▶ _EXERCISE OBJECTIVE_: Retype every line of the listing below, character for character.

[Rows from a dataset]

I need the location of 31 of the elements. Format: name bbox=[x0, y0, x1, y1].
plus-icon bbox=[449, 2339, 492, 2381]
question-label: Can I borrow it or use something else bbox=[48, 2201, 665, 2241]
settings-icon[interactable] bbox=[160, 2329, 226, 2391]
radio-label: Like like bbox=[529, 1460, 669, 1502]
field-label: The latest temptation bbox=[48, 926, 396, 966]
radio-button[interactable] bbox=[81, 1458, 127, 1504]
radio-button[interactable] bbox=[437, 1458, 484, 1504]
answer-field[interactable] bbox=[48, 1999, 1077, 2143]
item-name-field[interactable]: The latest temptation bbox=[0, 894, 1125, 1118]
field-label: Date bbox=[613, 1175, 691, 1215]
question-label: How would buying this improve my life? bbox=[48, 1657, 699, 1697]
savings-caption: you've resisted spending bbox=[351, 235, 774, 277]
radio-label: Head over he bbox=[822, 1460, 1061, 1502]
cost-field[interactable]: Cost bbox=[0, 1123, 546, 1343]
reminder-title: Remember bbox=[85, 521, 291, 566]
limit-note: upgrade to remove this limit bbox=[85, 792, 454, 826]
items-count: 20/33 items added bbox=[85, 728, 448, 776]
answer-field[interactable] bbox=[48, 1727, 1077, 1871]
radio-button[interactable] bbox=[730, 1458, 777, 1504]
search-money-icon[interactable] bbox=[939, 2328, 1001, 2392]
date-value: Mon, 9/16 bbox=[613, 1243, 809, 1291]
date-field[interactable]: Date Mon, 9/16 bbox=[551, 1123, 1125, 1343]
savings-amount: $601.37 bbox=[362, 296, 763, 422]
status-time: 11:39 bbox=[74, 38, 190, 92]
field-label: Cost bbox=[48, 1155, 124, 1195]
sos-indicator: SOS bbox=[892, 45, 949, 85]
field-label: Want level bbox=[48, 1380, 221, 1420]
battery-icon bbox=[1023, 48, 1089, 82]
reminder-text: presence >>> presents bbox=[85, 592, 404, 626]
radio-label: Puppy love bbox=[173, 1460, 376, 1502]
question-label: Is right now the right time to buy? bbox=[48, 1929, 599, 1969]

▶ _EXERCISE OUTPUT_:
I need the location of 31 of the elements. Format: name bbox=[x0, y0, x1, y1].
plus-icon bbox=[449, 2339, 492, 2381]
question-label: Can I borrow it or use something else bbox=[48, 2201, 665, 2241]
settings-icon[interactable] bbox=[160, 2329, 226, 2391]
radio-label: Like like bbox=[529, 1460, 669, 1502]
field-label: The latest temptation bbox=[48, 926, 396, 966]
radio-button[interactable] bbox=[81, 1458, 127, 1504]
radio-button[interactable] bbox=[437, 1458, 484, 1504]
answer-field[interactable] bbox=[48, 1999, 1077, 2143]
item-name-field[interactable]: The latest temptation bbox=[0, 894, 1125, 1118]
field-label: Date bbox=[613, 1175, 691, 1215]
question-label: How would buying this improve my life? bbox=[48, 1657, 699, 1697]
savings-caption: you've resisted spending bbox=[351, 235, 774, 277]
radio-label: Head over he bbox=[822, 1460, 1061, 1502]
cost-field[interactable]: Cost bbox=[0, 1123, 546, 1343]
reminder-title: Remember bbox=[85, 521, 291, 566]
limit-note: upgrade to remove this limit bbox=[85, 792, 454, 826]
items-count: 20/33 items added bbox=[85, 728, 448, 776]
answer-field[interactable] bbox=[48, 1727, 1077, 1871]
radio-button[interactable] bbox=[730, 1458, 777, 1504]
search-money-icon[interactable] bbox=[939, 2328, 1001, 2392]
date-value: Mon, 9/16 bbox=[613, 1243, 809, 1291]
date-field[interactable]: Date Mon, 9/16 bbox=[551, 1123, 1125, 1343]
savings-amount: $601.37 bbox=[362, 296, 763, 422]
status-time: 11:39 bbox=[74, 38, 190, 92]
field-label: Cost bbox=[48, 1155, 124, 1195]
sos-indicator: SOS bbox=[892, 45, 949, 85]
field-label: Want level bbox=[48, 1380, 221, 1420]
battery-icon bbox=[1023, 48, 1089, 82]
reminder-text: presence >>> presents bbox=[85, 592, 404, 626]
radio-label: Puppy love bbox=[173, 1460, 376, 1502]
question-label: Is right now the right time to buy? bbox=[48, 1929, 599, 1969]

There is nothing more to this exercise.